---- MATERIAL
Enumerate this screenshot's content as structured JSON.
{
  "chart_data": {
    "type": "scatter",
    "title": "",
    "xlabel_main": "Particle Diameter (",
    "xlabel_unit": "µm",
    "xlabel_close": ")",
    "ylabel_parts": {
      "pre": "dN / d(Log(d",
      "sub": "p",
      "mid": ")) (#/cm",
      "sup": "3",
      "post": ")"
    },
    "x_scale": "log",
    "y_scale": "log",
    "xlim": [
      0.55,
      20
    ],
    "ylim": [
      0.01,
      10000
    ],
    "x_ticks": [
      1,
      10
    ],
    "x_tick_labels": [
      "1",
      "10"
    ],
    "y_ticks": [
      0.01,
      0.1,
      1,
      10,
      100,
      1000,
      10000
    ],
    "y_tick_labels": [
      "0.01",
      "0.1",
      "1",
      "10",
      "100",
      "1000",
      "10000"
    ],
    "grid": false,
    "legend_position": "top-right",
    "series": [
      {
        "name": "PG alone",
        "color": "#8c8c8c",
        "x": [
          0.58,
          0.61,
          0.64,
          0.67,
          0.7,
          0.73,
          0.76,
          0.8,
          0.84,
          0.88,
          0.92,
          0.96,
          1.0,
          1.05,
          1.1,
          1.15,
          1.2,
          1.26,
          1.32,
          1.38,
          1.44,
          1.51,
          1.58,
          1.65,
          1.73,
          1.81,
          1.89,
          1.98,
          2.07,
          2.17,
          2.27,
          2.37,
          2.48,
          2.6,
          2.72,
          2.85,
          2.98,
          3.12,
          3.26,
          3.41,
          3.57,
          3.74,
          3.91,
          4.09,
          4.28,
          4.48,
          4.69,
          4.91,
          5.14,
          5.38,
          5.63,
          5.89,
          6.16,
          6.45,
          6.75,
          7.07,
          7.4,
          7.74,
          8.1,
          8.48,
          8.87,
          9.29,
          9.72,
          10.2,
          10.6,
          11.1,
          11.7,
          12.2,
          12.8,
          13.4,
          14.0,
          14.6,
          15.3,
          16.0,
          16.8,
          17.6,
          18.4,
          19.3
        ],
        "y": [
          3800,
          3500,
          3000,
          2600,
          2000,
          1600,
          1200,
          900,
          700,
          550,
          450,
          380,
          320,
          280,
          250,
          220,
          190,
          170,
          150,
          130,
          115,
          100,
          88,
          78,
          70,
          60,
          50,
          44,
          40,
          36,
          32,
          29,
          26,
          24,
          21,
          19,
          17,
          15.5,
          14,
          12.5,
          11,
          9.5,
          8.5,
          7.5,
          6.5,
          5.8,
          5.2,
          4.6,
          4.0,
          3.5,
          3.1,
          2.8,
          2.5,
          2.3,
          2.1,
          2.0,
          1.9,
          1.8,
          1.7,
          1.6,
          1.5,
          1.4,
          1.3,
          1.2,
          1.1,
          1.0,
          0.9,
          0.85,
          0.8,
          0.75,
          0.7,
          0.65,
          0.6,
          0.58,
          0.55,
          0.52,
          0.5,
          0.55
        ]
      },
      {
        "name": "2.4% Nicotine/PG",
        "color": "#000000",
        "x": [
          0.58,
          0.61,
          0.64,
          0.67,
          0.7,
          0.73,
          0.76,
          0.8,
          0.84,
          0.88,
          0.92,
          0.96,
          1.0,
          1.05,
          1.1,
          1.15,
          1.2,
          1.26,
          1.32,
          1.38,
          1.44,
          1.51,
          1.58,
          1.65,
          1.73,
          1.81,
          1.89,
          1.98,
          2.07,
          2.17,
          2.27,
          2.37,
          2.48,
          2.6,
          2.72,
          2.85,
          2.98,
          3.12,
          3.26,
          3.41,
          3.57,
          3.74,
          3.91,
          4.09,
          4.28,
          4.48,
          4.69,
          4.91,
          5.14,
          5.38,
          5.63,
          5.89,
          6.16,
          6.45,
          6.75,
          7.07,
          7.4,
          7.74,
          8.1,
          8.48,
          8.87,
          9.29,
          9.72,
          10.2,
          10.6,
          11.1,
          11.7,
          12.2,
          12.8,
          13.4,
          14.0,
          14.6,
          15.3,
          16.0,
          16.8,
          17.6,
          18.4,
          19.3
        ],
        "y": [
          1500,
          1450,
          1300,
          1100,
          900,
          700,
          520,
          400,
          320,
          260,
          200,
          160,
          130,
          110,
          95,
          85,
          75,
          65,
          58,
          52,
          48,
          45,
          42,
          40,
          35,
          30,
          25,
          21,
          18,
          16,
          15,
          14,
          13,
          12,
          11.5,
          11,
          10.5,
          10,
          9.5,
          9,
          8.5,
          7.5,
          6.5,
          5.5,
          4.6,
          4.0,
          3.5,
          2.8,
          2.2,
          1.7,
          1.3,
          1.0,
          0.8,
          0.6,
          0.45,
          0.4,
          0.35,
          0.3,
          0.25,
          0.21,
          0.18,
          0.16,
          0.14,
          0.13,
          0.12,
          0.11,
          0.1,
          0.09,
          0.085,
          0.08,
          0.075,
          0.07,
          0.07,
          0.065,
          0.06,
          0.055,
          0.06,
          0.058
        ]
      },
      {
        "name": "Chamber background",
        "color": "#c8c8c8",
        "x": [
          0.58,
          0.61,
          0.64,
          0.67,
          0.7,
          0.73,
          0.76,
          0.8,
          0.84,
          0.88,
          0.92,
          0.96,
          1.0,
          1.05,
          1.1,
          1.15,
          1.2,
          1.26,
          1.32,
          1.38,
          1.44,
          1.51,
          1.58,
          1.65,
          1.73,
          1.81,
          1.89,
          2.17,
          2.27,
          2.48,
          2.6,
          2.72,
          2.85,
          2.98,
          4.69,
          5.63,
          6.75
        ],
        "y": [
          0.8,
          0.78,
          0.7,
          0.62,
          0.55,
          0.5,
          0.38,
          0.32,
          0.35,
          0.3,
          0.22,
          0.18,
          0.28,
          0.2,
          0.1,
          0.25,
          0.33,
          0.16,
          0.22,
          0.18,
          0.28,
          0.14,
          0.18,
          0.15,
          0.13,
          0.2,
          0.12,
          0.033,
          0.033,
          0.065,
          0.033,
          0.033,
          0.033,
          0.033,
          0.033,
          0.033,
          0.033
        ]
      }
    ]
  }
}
--------
→ WHAT YOU WILL DO
Return all lines of the material above in which the word "name" occurs.

→ ANSWER TO THE TASK
        "name": "PG alone",
        "name": "2.4% Nicotine/PG",
        "name": "Chamber background",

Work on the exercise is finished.